◆ What the exercise asks ◆
Identify every line in the records below that contains the word "Warranty", and reproduce each one.

Recorded data
- - -

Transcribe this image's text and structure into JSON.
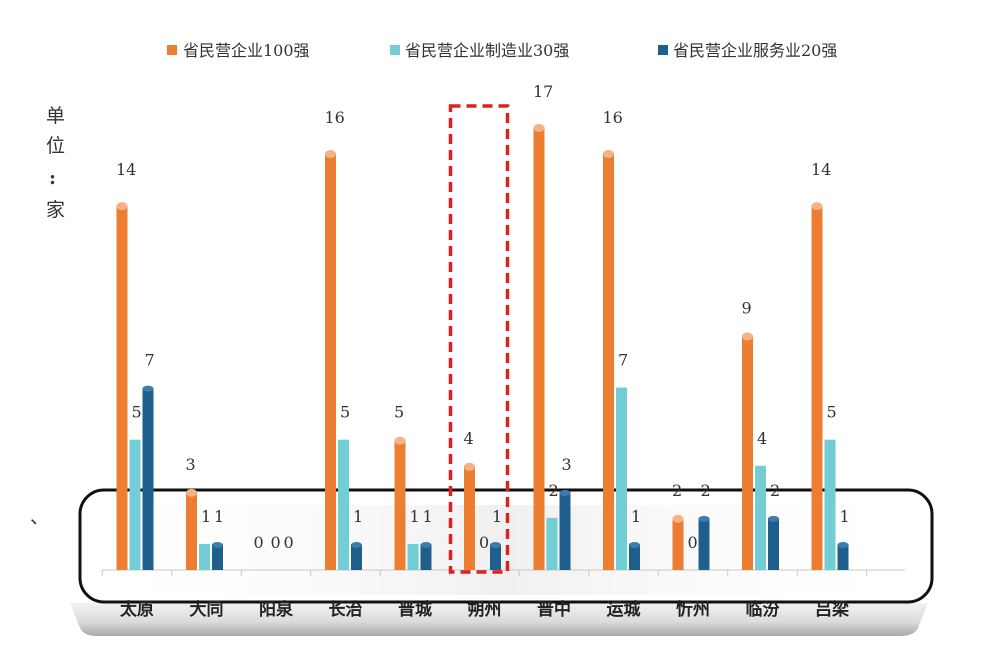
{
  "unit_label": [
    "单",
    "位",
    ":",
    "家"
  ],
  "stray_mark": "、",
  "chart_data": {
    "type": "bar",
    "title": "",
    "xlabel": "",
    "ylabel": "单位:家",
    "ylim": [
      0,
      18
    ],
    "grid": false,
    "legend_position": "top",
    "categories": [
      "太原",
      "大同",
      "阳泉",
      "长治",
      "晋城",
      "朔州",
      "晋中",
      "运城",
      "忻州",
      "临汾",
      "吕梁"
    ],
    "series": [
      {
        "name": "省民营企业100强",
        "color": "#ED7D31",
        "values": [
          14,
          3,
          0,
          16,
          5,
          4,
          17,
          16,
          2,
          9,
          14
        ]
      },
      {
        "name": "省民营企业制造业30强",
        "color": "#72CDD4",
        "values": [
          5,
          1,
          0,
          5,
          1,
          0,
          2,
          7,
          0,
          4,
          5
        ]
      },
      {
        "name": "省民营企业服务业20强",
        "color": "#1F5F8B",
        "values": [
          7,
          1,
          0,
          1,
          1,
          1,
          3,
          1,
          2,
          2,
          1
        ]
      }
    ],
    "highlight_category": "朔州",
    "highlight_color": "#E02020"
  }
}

- - -

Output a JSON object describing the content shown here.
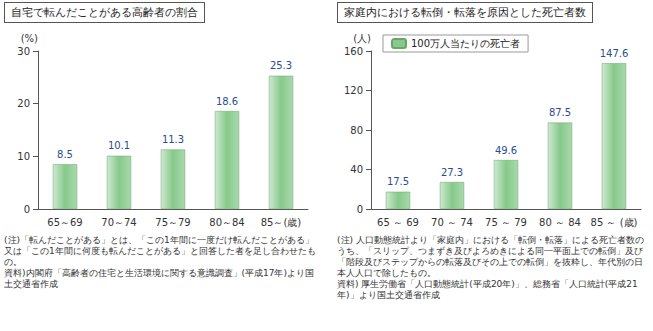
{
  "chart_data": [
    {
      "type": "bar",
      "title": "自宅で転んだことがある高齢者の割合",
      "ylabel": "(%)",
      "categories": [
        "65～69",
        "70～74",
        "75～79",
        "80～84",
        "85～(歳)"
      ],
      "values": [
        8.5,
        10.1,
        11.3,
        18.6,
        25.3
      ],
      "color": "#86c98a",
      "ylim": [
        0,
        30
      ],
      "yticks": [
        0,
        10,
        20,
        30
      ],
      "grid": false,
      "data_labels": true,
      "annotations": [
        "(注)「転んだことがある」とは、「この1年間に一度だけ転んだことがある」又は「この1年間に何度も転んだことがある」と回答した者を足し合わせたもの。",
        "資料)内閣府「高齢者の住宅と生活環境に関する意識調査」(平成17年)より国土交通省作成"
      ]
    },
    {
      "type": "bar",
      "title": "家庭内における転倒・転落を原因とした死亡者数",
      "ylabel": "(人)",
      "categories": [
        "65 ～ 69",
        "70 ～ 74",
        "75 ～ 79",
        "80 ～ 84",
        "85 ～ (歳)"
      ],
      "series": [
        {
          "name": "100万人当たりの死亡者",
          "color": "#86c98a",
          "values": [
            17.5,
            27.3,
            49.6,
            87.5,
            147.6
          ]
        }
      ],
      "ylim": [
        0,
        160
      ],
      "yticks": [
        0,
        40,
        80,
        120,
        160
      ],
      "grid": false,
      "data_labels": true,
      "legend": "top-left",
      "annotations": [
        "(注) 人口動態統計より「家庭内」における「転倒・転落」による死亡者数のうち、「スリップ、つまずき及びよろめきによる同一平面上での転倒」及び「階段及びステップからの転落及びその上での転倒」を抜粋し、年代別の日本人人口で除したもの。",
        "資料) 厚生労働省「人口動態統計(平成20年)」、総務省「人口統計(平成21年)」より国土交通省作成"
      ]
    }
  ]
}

- - -

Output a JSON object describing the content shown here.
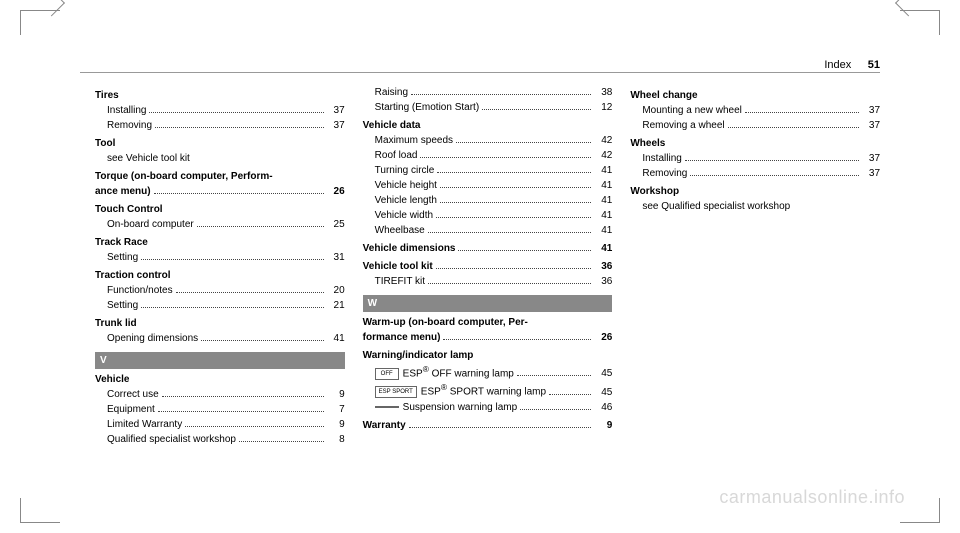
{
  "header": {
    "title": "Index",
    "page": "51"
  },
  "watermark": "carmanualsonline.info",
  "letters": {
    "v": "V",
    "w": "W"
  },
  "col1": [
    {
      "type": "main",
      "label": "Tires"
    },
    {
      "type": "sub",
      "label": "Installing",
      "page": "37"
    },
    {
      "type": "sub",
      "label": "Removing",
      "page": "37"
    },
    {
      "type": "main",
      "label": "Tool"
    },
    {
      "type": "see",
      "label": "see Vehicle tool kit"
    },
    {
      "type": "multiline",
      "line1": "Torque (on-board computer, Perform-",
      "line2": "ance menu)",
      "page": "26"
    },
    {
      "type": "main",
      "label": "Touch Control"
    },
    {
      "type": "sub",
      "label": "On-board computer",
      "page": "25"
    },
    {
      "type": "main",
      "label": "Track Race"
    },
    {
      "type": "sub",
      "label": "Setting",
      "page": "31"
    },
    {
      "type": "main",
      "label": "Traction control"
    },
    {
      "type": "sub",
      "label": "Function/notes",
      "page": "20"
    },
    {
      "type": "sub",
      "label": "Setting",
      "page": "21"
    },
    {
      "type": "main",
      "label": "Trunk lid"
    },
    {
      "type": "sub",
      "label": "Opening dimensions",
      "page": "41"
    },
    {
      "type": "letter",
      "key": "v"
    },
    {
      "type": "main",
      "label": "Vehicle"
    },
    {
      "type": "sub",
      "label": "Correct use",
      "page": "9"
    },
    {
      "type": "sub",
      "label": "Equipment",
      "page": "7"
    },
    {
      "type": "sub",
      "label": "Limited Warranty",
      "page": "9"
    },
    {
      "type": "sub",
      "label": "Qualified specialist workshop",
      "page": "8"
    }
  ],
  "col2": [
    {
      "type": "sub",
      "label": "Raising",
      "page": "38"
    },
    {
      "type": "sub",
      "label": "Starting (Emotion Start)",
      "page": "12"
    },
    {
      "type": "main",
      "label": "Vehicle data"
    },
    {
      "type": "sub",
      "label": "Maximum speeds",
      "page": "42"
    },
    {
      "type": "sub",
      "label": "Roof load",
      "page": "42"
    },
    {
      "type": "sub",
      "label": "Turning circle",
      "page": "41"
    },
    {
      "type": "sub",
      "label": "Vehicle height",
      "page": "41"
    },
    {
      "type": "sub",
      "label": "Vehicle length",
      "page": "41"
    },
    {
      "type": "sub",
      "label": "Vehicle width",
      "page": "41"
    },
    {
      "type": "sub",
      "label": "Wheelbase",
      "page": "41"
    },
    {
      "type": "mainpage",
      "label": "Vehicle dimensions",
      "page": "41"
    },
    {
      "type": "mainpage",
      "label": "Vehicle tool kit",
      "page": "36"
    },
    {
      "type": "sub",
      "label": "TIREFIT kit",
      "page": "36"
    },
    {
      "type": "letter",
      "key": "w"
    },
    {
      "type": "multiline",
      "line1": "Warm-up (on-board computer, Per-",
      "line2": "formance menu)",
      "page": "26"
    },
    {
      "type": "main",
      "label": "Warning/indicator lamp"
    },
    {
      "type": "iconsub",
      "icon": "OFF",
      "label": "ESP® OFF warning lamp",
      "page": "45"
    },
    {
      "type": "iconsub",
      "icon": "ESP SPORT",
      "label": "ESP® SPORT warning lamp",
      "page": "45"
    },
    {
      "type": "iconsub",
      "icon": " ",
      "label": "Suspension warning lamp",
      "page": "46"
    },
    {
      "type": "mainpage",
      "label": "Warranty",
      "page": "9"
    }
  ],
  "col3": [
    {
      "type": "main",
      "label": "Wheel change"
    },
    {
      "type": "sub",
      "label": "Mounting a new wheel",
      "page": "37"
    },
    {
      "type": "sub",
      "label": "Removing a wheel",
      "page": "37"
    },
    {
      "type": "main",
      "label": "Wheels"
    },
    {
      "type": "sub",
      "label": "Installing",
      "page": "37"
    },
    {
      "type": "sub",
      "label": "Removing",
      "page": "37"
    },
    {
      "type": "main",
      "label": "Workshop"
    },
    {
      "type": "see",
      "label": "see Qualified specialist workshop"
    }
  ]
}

- - -

◆ Task solution ◆
      "label": "Limited Warranty",
      "label": "Warranty",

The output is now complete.